» EXERCISE AIM: State how many lines of the entries hold the string "Enabled". Reply with the number alone.

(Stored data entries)
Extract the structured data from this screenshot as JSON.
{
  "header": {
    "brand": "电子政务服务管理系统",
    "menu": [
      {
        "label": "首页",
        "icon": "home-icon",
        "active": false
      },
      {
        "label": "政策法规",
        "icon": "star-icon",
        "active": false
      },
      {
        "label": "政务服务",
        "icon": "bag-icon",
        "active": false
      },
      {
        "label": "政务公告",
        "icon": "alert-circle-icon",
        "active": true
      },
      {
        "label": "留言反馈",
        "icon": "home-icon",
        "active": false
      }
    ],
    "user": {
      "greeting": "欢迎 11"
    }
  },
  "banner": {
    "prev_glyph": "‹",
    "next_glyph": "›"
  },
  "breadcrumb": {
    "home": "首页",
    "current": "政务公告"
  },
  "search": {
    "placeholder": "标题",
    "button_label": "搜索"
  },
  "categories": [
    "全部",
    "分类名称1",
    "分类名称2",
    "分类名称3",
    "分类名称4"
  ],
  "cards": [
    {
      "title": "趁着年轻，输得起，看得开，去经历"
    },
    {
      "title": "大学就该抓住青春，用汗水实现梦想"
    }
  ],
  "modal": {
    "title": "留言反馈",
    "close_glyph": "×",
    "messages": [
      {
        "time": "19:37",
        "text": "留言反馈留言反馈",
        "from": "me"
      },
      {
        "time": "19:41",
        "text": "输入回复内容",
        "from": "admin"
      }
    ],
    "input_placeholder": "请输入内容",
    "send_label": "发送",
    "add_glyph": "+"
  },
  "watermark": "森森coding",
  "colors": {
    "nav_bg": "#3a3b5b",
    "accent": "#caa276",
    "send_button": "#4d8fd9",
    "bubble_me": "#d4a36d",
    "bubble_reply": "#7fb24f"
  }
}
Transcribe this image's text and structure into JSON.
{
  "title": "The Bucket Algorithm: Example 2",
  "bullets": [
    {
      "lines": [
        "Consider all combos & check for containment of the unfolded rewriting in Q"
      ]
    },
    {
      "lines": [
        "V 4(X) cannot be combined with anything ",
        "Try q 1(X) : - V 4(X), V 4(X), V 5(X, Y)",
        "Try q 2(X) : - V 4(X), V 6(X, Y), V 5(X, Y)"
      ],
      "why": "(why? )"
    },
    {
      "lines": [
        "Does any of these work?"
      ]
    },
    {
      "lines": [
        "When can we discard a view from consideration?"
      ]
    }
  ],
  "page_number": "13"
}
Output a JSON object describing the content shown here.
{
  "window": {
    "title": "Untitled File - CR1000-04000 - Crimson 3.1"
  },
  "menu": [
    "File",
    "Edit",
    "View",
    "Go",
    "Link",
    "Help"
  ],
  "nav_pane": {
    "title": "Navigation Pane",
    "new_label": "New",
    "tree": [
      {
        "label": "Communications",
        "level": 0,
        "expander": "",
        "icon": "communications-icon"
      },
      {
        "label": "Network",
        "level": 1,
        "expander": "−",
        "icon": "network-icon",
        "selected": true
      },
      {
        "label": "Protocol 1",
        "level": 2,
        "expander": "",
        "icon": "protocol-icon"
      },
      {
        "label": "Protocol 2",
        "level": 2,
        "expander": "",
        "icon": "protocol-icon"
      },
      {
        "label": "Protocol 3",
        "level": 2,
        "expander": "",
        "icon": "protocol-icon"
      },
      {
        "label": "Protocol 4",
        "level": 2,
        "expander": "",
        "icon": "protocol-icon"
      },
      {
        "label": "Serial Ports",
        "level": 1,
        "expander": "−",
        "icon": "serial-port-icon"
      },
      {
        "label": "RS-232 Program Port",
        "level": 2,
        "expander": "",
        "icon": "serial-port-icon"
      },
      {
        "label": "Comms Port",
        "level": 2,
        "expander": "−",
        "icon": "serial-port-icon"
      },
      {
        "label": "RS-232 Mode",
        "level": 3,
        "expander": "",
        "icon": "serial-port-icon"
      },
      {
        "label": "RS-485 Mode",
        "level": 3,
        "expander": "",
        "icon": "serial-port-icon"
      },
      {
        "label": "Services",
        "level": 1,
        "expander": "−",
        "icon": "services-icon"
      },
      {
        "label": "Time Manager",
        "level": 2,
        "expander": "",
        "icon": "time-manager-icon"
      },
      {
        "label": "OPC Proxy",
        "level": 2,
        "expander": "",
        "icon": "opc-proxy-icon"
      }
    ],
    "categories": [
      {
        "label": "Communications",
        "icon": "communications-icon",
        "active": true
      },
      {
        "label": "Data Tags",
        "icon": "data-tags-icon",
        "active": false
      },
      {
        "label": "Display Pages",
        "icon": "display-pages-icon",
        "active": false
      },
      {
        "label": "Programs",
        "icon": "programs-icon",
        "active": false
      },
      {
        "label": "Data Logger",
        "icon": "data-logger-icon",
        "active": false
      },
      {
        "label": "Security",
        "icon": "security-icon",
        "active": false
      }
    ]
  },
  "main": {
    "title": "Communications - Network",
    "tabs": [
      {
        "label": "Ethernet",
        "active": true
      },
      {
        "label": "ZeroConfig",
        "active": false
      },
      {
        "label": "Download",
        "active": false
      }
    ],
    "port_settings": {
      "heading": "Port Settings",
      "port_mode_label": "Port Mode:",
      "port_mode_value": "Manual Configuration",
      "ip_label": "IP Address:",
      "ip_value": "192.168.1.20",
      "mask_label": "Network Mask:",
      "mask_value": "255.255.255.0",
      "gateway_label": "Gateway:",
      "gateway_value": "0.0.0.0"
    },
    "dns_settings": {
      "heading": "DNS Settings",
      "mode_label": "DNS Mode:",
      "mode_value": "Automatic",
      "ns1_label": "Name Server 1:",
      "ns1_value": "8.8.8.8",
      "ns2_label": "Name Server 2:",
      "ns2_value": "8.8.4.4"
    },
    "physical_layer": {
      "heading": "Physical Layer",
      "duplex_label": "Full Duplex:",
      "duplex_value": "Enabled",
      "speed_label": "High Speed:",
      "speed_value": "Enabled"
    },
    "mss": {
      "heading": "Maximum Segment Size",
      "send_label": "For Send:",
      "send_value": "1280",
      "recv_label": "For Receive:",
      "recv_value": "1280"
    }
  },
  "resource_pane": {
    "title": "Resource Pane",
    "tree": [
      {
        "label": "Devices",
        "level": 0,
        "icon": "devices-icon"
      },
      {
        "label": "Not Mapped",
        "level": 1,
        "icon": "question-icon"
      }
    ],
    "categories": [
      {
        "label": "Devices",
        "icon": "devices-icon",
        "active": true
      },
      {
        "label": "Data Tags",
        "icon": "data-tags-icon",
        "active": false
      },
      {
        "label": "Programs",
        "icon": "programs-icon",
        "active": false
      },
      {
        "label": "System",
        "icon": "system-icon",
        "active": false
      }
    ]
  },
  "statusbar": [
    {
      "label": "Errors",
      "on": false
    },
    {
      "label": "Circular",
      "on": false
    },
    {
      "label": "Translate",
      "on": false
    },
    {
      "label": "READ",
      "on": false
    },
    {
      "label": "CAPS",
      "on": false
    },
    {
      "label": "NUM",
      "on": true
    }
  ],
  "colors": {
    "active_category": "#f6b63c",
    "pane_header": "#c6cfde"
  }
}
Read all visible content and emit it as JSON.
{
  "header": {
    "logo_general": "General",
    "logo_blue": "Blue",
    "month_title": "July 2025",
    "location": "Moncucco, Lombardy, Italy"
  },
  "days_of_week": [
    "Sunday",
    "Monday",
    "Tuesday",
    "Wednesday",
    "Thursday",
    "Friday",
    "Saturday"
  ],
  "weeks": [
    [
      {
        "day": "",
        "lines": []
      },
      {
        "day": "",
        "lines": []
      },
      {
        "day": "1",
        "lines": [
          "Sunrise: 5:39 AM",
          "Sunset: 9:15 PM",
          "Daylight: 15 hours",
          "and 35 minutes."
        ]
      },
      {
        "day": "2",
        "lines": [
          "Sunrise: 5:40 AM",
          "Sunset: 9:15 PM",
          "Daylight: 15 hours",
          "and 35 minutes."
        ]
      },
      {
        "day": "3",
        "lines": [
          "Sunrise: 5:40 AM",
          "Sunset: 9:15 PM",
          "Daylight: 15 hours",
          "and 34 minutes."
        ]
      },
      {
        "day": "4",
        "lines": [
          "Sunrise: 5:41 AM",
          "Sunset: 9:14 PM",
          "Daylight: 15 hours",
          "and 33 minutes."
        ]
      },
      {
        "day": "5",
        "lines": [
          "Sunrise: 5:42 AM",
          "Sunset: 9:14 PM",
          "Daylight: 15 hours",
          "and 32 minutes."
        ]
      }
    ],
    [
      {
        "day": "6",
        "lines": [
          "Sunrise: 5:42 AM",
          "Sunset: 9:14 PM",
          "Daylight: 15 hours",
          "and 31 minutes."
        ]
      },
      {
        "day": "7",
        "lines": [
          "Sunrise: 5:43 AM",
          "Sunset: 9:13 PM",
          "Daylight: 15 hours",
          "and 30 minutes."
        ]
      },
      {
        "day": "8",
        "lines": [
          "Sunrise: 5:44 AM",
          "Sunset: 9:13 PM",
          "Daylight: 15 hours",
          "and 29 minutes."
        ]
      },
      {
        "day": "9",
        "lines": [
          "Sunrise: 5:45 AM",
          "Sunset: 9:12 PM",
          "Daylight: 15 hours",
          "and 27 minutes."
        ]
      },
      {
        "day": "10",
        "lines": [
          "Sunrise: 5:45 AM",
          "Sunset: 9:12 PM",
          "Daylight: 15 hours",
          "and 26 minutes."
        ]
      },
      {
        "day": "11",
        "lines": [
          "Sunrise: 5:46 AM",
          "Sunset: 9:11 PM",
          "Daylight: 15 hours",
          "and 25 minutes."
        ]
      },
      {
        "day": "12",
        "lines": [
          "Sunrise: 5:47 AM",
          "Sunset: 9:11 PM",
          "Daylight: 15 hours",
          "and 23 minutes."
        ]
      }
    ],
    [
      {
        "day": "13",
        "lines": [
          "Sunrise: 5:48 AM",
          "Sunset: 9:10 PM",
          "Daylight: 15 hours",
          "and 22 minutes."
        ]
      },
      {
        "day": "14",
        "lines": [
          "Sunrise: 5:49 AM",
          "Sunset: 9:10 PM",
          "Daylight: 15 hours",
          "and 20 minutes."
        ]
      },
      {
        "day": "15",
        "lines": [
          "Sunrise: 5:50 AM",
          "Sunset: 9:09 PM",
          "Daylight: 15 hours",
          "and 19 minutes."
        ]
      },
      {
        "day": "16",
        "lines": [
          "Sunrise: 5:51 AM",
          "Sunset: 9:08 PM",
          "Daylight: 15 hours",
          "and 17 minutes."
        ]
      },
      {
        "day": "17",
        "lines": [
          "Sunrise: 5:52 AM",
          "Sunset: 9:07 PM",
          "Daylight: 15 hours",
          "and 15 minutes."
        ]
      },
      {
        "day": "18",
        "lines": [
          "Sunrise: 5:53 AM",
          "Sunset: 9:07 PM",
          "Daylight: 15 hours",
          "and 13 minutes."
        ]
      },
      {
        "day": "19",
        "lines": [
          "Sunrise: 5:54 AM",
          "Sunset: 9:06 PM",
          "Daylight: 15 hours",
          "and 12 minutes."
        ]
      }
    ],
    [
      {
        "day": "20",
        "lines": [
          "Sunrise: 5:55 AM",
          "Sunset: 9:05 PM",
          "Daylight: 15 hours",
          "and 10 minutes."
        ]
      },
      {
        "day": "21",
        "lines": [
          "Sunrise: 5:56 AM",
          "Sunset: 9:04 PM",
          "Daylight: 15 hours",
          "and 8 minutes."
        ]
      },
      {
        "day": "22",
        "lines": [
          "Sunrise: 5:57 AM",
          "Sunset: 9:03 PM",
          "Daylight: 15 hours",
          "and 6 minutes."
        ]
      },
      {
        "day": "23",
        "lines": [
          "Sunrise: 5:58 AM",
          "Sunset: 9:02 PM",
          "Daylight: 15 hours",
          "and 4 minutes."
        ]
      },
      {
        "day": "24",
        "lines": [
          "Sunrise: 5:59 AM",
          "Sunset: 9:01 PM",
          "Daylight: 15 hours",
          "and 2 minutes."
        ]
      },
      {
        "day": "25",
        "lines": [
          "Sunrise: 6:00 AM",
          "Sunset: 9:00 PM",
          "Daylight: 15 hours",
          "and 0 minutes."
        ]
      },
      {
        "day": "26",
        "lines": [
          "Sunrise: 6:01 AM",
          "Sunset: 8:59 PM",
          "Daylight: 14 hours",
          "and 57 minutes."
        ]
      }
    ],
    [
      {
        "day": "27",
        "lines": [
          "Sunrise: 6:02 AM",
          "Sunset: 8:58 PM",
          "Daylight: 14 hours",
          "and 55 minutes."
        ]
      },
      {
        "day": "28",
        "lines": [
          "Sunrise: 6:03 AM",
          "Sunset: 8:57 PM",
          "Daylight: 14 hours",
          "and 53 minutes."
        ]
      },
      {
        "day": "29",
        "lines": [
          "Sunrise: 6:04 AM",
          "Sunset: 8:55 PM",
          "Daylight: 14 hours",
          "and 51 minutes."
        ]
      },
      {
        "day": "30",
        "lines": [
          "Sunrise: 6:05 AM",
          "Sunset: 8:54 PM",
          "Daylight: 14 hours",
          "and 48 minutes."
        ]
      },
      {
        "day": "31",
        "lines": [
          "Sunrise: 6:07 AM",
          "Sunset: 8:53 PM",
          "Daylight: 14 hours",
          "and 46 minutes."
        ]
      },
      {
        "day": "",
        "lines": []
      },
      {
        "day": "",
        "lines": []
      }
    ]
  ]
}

» EXERCISE SOLUTION: 2